Problem -
Return the listing below verbatim. Pictures do not belong in the copy.

Source material -
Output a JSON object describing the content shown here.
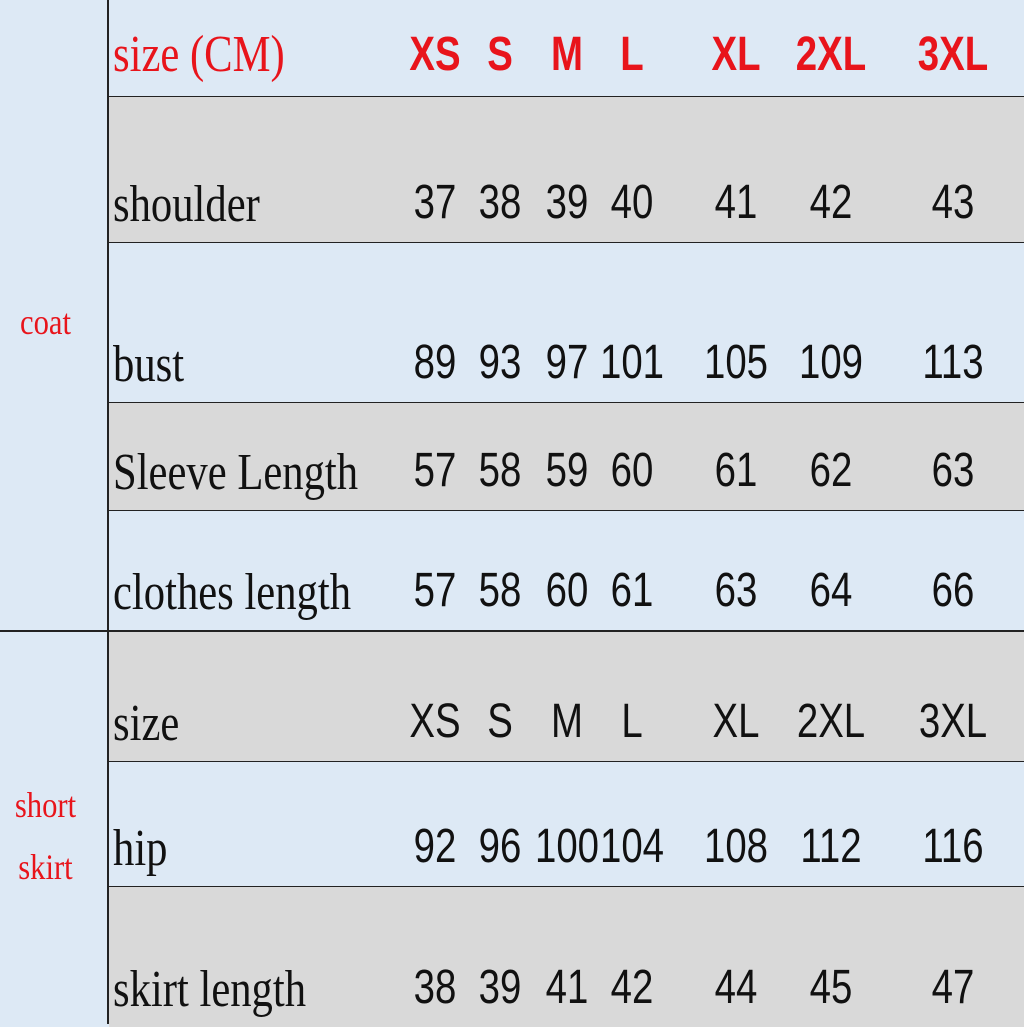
{
  "colors": {
    "accent": "#e8141b",
    "row_blue": "#dde9f5",
    "row_gray": "#d9d9d9"
  },
  "groups": {
    "coat": "coat",
    "skirt_line1": "short",
    "skirt_line2": "skirt"
  },
  "coat_header": {
    "label": "size (CM)",
    "sizes": [
      "XS",
      "S",
      "M",
      "L",
      "XL",
      "2XL",
      "3XL"
    ]
  },
  "coat_rows": [
    {
      "label": "shoulder",
      "values": [
        "37",
        "38",
        "39",
        "40",
        "41",
        "42",
        "43"
      ]
    },
    {
      "label": "bust",
      "values": [
        "89",
        "93",
        "97",
        "101",
        "105",
        "109",
        "113"
      ]
    },
    {
      "label": "Sleeve Length",
      "values": [
        "57",
        "58",
        "59",
        "60",
        "61",
        "62",
        "63"
      ]
    },
    {
      "label": "clothes length",
      "values": [
        "57",
        "58",
        "60",
        "61",
        "63",
        "64",
        "66"
      ]
    }
  ],
  "skirt_header": {
    "label": "size",
    "sizes": [
      "XS",
      "S",
      "M",
      "L",
      "XL",
      "2XL",
      "3XL"
    ]
  },
  "skirt_rows": [
    {
      "label": "hip",
      "values": [
        "92",
        "96",
        "100",
        "104",
        "108",
        "112",
        "116"
      ]
    },
    {
      "label": "skirt length",
      "values": [
        "38",
        "39",
        "41",
        "42",
        "44",
        "45",
        "47"
      ]
    }
  ]
}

The response -
Output a JSON object describing the content shown here.
{
  "colors": {
    "accent": "#e8141b",
    "row_blue": "#dde9f5",
    "row_gray": "#d9d9d9"
  },
  "groups": {
    "coat": "coat",
    "skirt_line1": "short",
    "skirt_line2": "skirt"
  },
  "coat_header": {
    "label": "size (CM)",
    "sizes": [
      "XS",
      "S",
      "M",
      "L",
      "XL",
      "2XL",
      "3XL"
    ]
  },
  "coat_rows": [
    {
      "label": "shoulder",
      "values": [
        "37",
        "38",
        "39",
        "40",
        "41",
        "42",
        "43"
      ]
    },
    {
      "label": "bust",
      "values": [
        "89",
        "93",
        "97",
        "101",
        "105",
        "109",
        "113"
      ]
    },
    {
      "label": "Sleeve Length",
      "values": [
        "57",
        "58",
        "59",
        "60",
        "61",
        "62",
        "63"
      ]
    },
    {
      "label": "clothes length",
      "values": [
        "57",
        "58",
        "60",
        "61",
        "63",
        "64",
        "66"
      ]
    }
  ],
  "skirt_header": {
    "label": "size",
    "sizes": [
      "XS",
      "S",
      "M",
      "L",
      "XL",
      "2XL",
      "3XL"
    ]
  },
  "skirt_rows": [
    {
      "label": "hip",
      "values": [
        "92",
        "96",
        "100",
        "104",
        "108",
        "112",
        "116"
      ]
    },
    {
      "label": "skirt length",
      "values": [
        "38",
        "39",
        "41",
        "42",
        "44",
        "45",
        "47"
      ]
    }
  ]
}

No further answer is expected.